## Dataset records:
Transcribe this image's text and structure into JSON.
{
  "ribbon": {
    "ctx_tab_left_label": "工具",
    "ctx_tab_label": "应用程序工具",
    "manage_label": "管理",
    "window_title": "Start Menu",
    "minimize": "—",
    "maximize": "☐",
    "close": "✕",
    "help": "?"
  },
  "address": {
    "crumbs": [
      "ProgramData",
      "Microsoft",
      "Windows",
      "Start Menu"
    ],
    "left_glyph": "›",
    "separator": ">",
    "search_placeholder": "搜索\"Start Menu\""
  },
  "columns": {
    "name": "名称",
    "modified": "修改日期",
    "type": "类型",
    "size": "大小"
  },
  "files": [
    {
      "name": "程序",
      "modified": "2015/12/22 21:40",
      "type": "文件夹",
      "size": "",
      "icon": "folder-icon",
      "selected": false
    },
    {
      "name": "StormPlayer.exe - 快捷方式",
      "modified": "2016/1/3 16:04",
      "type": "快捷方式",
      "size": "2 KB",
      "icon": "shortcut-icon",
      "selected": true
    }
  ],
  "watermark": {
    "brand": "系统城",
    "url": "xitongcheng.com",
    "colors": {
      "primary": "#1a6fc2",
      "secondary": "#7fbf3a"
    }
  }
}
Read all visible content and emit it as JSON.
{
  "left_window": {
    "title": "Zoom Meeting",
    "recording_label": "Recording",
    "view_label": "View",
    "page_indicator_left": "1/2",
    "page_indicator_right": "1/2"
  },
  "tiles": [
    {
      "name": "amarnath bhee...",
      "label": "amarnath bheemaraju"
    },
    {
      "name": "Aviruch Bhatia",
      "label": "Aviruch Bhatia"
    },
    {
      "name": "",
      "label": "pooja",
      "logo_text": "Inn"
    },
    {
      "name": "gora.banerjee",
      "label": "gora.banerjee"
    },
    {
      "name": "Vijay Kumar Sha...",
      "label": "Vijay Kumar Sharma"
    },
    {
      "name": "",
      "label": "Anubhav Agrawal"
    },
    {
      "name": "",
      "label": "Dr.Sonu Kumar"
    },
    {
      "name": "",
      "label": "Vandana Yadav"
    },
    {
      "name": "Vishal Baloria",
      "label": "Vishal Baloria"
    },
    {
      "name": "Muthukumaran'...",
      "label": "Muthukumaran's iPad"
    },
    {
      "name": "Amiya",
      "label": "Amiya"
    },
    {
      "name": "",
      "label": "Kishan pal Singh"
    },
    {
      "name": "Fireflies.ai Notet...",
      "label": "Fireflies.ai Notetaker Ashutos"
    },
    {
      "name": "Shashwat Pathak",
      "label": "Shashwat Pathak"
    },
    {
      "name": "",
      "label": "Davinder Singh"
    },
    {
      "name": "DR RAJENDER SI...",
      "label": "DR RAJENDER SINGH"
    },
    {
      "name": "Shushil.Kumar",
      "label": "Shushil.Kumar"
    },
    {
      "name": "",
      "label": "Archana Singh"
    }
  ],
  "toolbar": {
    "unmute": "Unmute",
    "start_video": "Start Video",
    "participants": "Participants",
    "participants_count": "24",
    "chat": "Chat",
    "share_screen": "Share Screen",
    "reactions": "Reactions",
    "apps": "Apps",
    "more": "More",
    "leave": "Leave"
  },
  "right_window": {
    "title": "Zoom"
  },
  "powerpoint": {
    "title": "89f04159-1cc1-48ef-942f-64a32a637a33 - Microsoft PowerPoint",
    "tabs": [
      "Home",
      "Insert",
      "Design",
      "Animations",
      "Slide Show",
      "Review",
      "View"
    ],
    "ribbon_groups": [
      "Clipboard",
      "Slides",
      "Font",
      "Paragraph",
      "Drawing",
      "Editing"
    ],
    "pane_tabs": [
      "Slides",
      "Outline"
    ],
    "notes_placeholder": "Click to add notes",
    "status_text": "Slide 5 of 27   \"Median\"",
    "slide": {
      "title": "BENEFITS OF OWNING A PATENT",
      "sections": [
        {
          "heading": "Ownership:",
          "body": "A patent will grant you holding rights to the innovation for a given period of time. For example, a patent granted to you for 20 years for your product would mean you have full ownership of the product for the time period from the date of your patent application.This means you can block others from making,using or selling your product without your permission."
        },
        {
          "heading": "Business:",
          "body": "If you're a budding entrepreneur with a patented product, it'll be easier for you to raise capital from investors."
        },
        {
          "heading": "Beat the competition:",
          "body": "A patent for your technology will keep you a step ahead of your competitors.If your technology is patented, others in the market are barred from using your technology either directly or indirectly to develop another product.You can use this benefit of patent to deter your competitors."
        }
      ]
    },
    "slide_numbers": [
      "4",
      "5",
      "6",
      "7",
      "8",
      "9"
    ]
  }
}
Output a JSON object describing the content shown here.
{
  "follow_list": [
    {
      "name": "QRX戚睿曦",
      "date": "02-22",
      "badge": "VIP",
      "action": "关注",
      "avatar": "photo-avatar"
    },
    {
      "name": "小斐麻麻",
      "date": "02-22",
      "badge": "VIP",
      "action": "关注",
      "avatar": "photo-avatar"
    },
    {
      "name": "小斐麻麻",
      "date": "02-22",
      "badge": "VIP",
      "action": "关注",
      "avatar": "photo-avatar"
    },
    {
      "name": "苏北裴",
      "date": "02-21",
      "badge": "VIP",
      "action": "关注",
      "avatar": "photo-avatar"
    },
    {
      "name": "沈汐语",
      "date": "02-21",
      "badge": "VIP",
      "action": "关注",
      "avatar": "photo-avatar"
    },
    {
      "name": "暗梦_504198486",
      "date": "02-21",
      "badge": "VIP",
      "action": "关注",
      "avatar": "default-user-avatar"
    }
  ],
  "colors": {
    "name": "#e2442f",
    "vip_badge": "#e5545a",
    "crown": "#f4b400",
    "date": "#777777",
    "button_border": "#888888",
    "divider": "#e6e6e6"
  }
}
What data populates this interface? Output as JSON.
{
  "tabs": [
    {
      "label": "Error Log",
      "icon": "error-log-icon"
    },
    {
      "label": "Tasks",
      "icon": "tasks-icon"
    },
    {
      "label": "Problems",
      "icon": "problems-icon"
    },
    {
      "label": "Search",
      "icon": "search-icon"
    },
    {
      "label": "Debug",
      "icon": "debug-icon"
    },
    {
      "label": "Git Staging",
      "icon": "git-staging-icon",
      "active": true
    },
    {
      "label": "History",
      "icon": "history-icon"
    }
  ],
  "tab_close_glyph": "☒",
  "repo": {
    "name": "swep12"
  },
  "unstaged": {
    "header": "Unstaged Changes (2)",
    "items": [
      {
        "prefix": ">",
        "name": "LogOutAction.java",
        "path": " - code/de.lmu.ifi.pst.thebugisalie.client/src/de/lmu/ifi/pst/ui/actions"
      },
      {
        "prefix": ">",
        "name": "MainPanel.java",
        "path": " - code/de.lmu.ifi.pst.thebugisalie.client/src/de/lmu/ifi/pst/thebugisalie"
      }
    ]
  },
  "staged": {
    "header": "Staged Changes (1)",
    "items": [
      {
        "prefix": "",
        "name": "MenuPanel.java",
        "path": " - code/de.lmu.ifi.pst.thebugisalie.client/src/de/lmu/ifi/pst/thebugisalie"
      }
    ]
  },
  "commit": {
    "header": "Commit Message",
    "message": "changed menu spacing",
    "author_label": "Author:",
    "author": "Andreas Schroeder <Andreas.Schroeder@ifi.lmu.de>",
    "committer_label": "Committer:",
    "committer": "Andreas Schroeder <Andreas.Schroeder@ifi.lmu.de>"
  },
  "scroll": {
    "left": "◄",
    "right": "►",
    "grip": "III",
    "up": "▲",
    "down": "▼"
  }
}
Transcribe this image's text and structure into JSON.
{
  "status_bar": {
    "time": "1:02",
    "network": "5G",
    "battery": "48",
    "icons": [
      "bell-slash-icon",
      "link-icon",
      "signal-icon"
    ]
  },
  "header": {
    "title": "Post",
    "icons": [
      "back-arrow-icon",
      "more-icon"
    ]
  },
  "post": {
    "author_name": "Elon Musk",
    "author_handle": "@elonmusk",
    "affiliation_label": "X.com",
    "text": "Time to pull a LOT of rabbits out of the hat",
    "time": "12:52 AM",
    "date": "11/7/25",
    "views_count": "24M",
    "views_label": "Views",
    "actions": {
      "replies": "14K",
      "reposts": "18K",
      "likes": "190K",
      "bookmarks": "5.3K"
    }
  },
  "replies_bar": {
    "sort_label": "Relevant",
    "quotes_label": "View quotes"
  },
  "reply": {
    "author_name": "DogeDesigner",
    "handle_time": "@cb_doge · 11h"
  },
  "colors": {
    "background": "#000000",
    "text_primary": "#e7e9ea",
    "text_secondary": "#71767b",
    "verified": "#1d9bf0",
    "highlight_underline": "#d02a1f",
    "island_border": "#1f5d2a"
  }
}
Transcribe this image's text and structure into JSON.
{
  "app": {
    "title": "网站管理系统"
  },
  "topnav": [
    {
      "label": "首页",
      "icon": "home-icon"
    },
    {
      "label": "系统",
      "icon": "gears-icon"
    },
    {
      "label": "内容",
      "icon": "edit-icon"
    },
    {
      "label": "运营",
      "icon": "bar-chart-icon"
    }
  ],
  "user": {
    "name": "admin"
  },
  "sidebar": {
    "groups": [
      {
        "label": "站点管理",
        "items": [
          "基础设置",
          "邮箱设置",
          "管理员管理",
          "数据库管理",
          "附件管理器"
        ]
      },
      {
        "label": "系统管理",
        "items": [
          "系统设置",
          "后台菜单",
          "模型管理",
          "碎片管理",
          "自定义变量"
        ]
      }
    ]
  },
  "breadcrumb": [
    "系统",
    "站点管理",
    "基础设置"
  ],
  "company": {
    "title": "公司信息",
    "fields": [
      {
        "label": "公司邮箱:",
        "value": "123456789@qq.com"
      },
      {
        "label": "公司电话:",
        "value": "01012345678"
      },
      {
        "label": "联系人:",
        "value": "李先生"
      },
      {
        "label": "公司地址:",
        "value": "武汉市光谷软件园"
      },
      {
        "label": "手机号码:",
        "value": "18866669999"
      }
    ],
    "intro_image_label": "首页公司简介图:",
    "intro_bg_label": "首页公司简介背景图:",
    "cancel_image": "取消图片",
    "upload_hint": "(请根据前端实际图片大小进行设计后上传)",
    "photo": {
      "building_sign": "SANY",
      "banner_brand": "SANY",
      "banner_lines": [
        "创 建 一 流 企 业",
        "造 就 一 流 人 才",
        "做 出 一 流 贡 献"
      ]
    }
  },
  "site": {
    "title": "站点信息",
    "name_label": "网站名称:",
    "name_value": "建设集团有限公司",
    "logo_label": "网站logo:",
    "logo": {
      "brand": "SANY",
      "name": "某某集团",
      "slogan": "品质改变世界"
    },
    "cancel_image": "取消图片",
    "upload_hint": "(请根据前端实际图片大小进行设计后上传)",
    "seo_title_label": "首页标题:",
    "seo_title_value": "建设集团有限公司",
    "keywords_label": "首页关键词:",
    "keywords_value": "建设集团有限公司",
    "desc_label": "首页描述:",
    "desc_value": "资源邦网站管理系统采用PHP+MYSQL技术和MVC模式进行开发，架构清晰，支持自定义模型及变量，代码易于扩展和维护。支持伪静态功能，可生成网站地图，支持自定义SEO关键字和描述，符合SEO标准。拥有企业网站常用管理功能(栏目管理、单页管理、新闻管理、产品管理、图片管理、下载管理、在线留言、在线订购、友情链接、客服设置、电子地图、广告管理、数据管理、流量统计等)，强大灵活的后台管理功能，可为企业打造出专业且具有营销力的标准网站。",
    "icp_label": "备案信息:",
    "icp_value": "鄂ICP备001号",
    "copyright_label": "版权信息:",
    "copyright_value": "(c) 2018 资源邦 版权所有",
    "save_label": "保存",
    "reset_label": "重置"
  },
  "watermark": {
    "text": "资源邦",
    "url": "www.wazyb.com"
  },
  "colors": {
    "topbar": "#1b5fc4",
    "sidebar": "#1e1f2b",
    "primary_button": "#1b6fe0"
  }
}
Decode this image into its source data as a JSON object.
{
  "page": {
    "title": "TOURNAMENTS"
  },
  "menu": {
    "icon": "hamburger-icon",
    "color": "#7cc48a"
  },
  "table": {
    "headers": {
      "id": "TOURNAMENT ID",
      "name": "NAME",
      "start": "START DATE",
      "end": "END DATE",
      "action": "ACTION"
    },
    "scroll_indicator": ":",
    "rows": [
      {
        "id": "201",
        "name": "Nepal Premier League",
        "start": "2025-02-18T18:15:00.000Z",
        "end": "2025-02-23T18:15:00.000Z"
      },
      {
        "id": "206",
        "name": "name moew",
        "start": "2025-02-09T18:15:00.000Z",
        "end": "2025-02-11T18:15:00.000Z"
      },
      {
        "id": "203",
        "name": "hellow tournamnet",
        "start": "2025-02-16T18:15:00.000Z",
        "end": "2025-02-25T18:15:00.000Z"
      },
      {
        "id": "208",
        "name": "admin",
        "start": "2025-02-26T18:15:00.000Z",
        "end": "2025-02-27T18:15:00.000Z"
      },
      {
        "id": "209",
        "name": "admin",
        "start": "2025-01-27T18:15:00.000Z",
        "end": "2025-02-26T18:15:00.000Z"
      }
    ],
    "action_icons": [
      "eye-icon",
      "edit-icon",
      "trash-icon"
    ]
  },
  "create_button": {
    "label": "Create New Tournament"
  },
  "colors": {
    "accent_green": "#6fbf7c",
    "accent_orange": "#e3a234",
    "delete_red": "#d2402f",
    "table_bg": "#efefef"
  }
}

## Written task:
From the entries, copy out each line containing the word "Pathak".

## Exercise result:
      "name": "Shashwat Pathak",
      "label": "Shashwat Pathak"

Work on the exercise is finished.